* START DATASET RECORDS *

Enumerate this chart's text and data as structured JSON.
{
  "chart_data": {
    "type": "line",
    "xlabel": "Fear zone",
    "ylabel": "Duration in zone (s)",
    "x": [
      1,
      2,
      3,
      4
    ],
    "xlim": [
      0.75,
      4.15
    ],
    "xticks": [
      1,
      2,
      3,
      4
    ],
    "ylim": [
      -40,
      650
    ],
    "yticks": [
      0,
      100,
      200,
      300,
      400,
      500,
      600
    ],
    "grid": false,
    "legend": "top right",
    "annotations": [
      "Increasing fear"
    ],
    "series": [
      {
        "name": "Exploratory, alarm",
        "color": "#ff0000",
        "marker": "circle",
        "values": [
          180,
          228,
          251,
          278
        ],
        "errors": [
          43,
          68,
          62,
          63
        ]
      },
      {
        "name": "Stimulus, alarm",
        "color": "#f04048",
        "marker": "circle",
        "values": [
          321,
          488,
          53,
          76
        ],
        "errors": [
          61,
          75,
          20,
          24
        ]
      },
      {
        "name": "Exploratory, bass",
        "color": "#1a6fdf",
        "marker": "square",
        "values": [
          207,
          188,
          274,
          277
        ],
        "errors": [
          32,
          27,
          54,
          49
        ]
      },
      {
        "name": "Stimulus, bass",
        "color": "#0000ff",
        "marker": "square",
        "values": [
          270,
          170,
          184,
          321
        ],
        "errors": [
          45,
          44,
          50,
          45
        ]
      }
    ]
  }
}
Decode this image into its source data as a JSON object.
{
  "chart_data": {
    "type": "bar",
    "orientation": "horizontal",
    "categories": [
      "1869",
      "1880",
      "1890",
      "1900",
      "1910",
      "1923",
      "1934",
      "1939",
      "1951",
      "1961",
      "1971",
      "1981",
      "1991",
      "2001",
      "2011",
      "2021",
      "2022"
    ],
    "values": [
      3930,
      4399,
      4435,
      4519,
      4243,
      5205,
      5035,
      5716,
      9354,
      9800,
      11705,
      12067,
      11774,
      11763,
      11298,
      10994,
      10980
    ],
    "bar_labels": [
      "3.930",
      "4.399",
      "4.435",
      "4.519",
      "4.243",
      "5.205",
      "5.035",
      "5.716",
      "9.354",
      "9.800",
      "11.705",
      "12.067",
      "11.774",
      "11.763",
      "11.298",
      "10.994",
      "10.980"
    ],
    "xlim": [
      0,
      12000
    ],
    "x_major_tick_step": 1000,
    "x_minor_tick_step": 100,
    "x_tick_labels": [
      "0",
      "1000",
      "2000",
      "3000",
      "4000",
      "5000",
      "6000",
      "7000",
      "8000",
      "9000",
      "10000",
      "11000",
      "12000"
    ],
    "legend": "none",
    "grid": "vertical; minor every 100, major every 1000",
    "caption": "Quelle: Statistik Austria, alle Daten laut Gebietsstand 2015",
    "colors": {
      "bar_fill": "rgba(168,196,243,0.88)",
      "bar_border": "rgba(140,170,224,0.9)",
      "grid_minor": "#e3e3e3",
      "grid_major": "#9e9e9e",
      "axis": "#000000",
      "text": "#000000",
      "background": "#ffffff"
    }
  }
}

* END DATASET RECORDS *

WHAT IS ASKED: Count all lines of the data that include "this". The answer is the number alone.

RESULT OF THE EXERCISE: 2